## Supplied records
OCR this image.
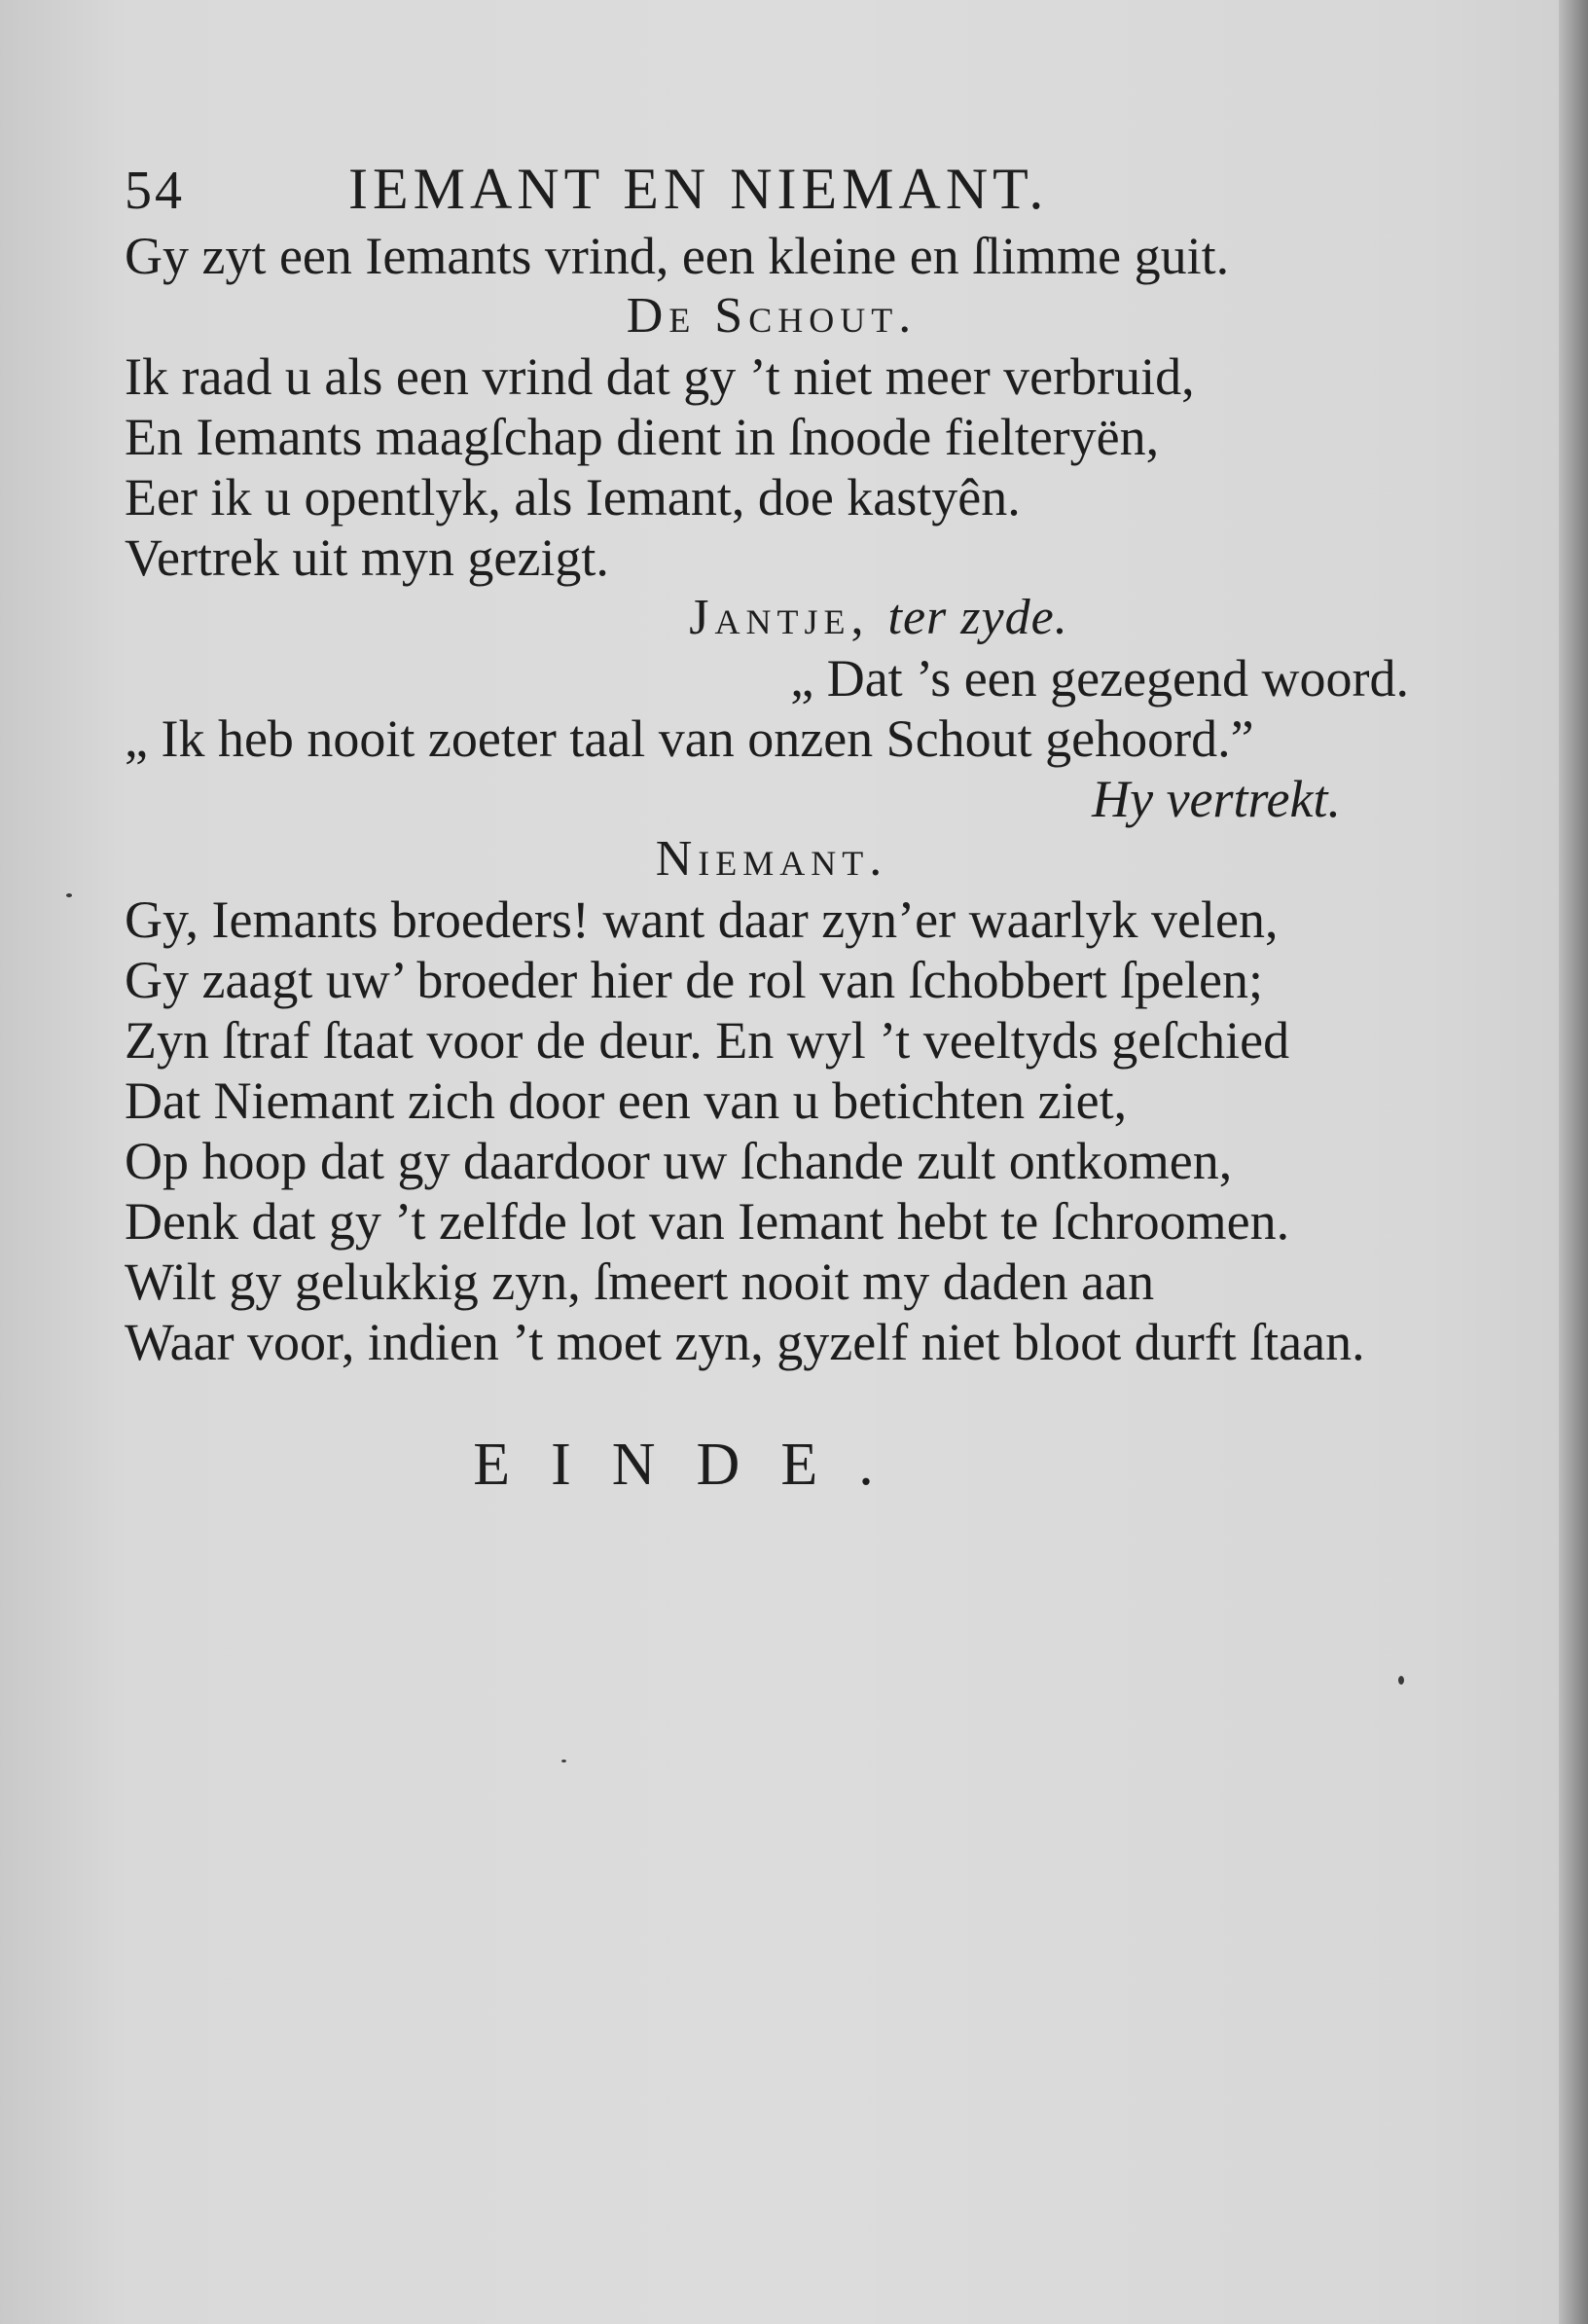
54	IEMANT EN NIEMANT.
Gy zyt een Iemants vrind, een kleine en ſlimme guit.
De Schout.
Ik raad u als een vrind dat gy ’t niet meer verbruid,
En Iemants maagſchap dient in ſnoode fielteryën,
Eer ik u opentlyk, als Iemant, doe kastyên.
Vertrek uit myn gezigt.
Jantje, ter zyde.
„ Dat ’s een gezegend woord.
„ Ik heb nooit zoeter taal van onzen Schout gehoord.”
Hy vertrekt.
Niemant.
Gy, Iemants broeders! want daar zyn’er waarlyk velen,
Gy zaagt uw’ broeder hier de rol van ſchobbert ſpelen;
Zyn ſtraf ſtaat voor de deur. En wyl ’t veeltyds geſchied
Dat Niemant zich door een van u betichten ziet,
Op hoop dat gy daardoor uw ſchande zult ontkomen,
Denk dat gy ’t zelfde lot van Iemant hebt te ſchroomen.
Wilt gy gelukkig zyn, ſmeert nooit my daden aan
Waar voor, indien ’t moet zyn, gyzelf niet bloot durft ſtaan.
EINDE.
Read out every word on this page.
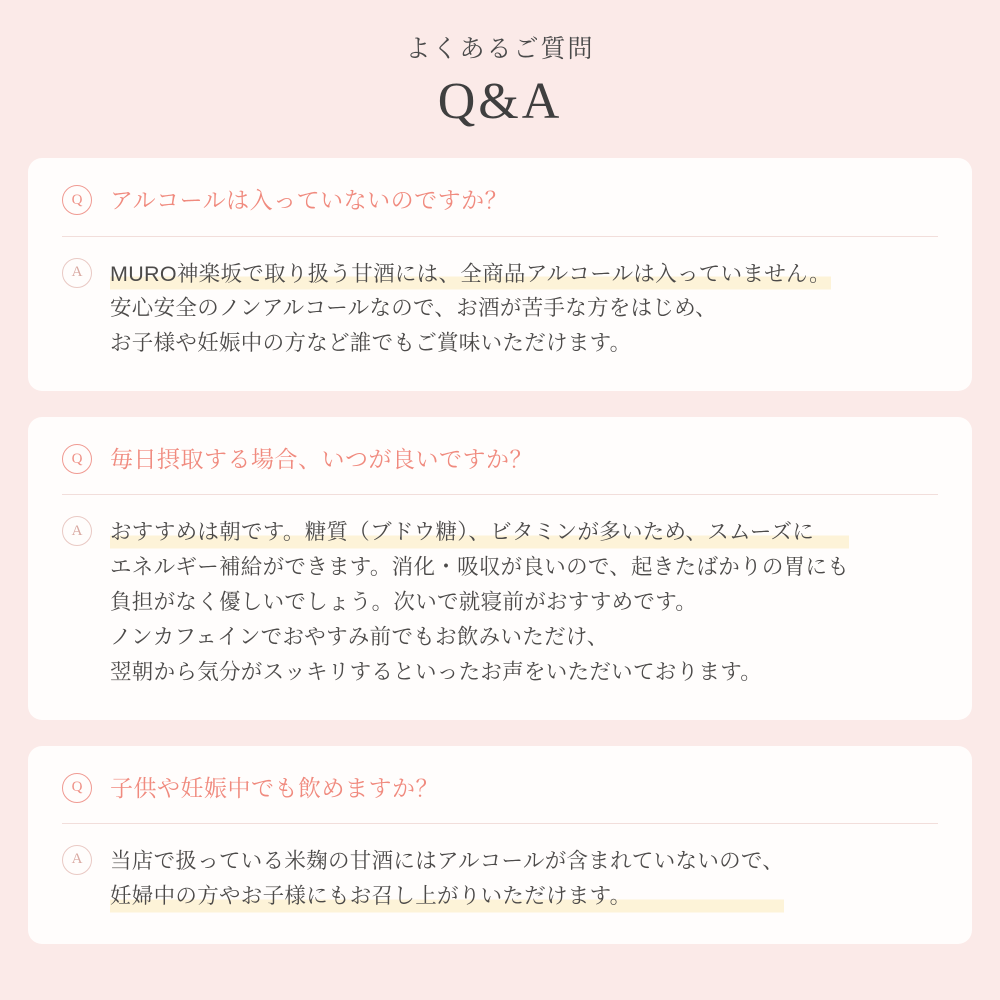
よくあるご質問
Q&A
Q	アルコールは入っていないのですか？
A	MURO神楽坂で取り扱う甘酒には、全商品アルコールは入っていません。
安心安全のノンアルコールなので、お酒が苦手な方をはじめ、
お子様や妊娠中の方など誰でもご賞味いただけます。
Q	毎日摂取する場合、いつが良いですか？
A	おすすめは朝です。糖質（ブドウ糖）、ビタミンが多いため、スムーズに
エネルギー補給ができます。消化・吸収が良いので、起きたばかりの胃にも
負担がなく優しいでしょう。次いで就寝前がおすすめです。
ノンカフェインでおやすみ前でもお飲みいただけ、
翌朝から気分がスッキリするといったお声をいただいております。
Q	子供や妊娠中でも飲めますか？
A	当店で扱っている米麹の甘酒にはアルコールが含まれていないので、
妊婦中の方やお子様にもお召し上がりいただけます。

## Exercise
Reproduce exactly the lines from the one with "Read out every word on this page." to the bottom of the listing, both ends included, and nothing else. Skip the pictures.

## Answer below
Read out every word on this page.
よくあるご質問
Q&A
Q	アルコールは入っていないのですか？
A	MURO神楽坂で取り扱う甘酒には、全商品アルコールは入っていません。
安心安全のノンアルコールなので、お酒が苦手な方をはじめ、
お子様や妊娠中の方など誰でもご賞味いただけます。
Q	毎日摂取する場合、いつが良いですか？
A	おすすめは朝です。糖質（ブドウ糖）、ビタミンが多いため、スムーズに
エネルギー補給ができます。消化・吸収が良いので、起きたばかりの胃にも
負担がなく優しいでしょう。次いで就寝前がおすすめです。
ノンカフェインでおやすみ前でもお飲みいただけ、
翌朝から気分がスッキリするといったお声をいただいております。
Q	子供や妊娠中でも飲めますか？
A	当店で扱っている米麹の甘酒にはアルコールが含まれていないので、
妊婦中の方やお子様にもお召し上がりいただけます。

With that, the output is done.